=== Extract to read ===
Let's take another look at how the Washington Post's health care coverage, which Washington Post media critic Howard Kurtz thinks is just fantastic, shall well?
First, a little background. A week or two ago, Republicans began claiming that the IRS will have to hire 16,500 new agents to implement health care reform. This is completely false. FactCheck.org determined that the "wildly inaccurate" claim came from "a partisan analysis based on guesswork and false assumptions, and compounded by outright misrepresentation." Not much ambiguity there: the claim is simply false.
Now, take a look at how this "wildly inaccurate" claim has shown up in the Washington Post. First, a March 26 article:
Republicans are also encouraging members to highlight health care over the break. The packet of data and talking points the House GOP prepared for its members for the recess included a list of figures Republicans plan to use to attack the bill, such as 16,500 -- the number of additional auditors and other employees Republicans have said the IRS may need to implement the law, a number the agency has not verified and Democrats sharply dispute -- and $1.55 trillion, this year's projected federal budget deficit.
Well, that's certainly inadequate.
=== Provided material ===
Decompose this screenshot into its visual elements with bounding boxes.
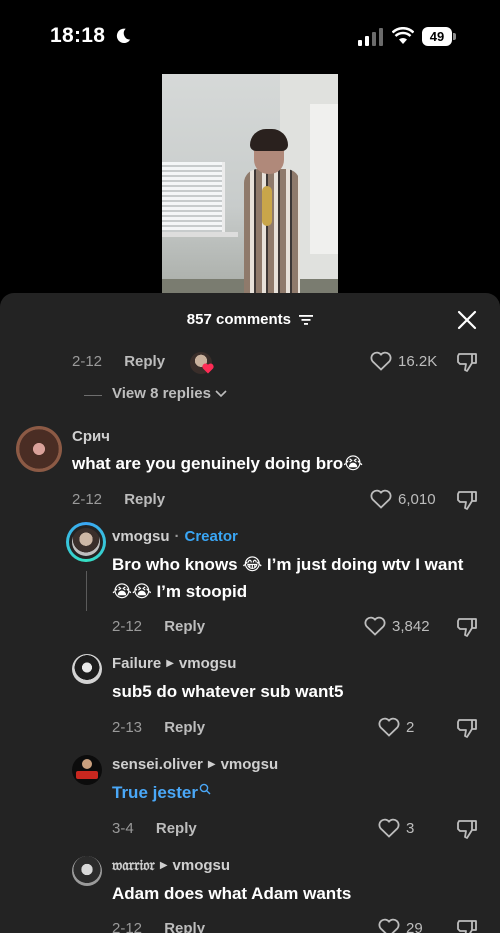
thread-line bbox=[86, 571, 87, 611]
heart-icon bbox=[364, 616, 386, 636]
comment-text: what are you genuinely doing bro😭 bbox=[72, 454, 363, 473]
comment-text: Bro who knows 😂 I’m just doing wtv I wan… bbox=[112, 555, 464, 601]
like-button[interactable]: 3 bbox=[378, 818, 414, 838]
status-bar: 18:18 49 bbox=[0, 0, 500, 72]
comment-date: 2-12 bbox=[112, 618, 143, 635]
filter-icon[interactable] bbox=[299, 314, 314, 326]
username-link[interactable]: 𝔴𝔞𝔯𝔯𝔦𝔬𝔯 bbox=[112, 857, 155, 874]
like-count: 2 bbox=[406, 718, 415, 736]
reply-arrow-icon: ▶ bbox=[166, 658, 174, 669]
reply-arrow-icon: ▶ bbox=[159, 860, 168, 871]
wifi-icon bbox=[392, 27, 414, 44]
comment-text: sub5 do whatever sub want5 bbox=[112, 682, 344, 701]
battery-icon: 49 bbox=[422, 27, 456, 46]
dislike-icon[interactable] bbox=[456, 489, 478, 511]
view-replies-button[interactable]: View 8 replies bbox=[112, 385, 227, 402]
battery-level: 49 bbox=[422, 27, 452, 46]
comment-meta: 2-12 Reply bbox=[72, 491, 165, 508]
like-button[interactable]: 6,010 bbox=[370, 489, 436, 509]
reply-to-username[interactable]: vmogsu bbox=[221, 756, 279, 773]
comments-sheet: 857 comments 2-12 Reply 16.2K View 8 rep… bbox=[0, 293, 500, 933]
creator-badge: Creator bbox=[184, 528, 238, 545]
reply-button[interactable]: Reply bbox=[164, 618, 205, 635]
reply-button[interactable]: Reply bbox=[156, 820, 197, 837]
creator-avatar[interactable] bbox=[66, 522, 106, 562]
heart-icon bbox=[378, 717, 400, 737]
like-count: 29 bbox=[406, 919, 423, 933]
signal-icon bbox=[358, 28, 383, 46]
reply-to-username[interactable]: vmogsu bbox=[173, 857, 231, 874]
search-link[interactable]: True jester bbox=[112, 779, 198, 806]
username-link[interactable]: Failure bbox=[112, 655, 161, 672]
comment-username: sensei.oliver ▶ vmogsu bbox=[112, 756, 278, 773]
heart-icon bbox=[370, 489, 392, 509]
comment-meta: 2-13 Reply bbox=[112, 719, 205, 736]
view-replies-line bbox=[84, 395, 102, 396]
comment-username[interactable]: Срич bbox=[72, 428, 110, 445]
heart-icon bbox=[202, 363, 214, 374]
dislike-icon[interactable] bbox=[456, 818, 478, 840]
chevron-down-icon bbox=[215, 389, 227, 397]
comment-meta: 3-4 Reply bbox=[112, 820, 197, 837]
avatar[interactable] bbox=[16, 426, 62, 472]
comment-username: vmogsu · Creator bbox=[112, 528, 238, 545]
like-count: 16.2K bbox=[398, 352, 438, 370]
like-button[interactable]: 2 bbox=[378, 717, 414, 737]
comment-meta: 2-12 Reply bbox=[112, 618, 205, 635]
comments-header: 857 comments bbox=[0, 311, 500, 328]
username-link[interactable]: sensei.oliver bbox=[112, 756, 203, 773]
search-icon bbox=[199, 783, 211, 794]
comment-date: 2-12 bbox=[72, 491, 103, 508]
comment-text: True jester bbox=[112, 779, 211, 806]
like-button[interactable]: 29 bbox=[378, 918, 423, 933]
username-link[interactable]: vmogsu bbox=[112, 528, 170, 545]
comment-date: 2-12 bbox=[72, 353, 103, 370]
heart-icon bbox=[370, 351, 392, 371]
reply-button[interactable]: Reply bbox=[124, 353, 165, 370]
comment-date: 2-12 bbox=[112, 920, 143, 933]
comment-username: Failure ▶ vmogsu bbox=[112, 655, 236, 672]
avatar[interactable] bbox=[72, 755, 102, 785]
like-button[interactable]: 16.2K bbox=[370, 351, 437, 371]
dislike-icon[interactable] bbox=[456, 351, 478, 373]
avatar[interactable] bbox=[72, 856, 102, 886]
===
Work instructions -
1. In the passage on the Washington Post's health care coverage, what did FactCheck.org say the 16,500 IRS agents claim came from?
2. Please continue the passage on the Washington Post's health care coverage from the point where it stops.

Answers per task -
1. It came from "a partisan analysis based on guesswork and false assumptions, and compounded by outright misrepresentation."

2.
Next, an April 4 "Topic A" piece in which "The Post asked political experts whether the Republican Party would win in November with a negative strategy." Among the responses was one from Newt Gingrich that included this line: "We should say no to 16,000 new IRS agents who would become 'health policemen.'"
Again, the 16,000 number is just made-up -- but Post readers weren't told that. Instead, the paper gave Gingrich an opportunity to simply lie to their readers.
And, to date, Post readers have never been told that the number that appeared twice in the Post is complete bunk.
Prediction: At some point, the Post will get around to noting that this claim is not true. At that point, Howard Kurtz will rush to praise the Post for doing so, failing to note the several times the Post spread the falsehood without debunking it.
In a late February column, I explained that the New York Times had for more than two years failed to correct the web versions of three 1994 articles and an editorial that falsely claimed Tyson Foods had benefited from $9 million in state loans while Bill Clinton was governor of Arkansas:
To this very day -- nearly two and a half years later -- those articles are still available on the Times site. They still contain the false claim about the $9 million in loans. And the necessary correction still is not appended. See for yourself here, here, here, and here. Even after the Times admitted it had failed to append the correction to the articles, it still didn't append the correction!
At some point in the past few weeks, the Times finally got around to appending a correction to the bottom of the three articles, which you can read in its entirety if you click the "here, here, here, and here" links above. Note, however, that the editorial still does not have a correction appended.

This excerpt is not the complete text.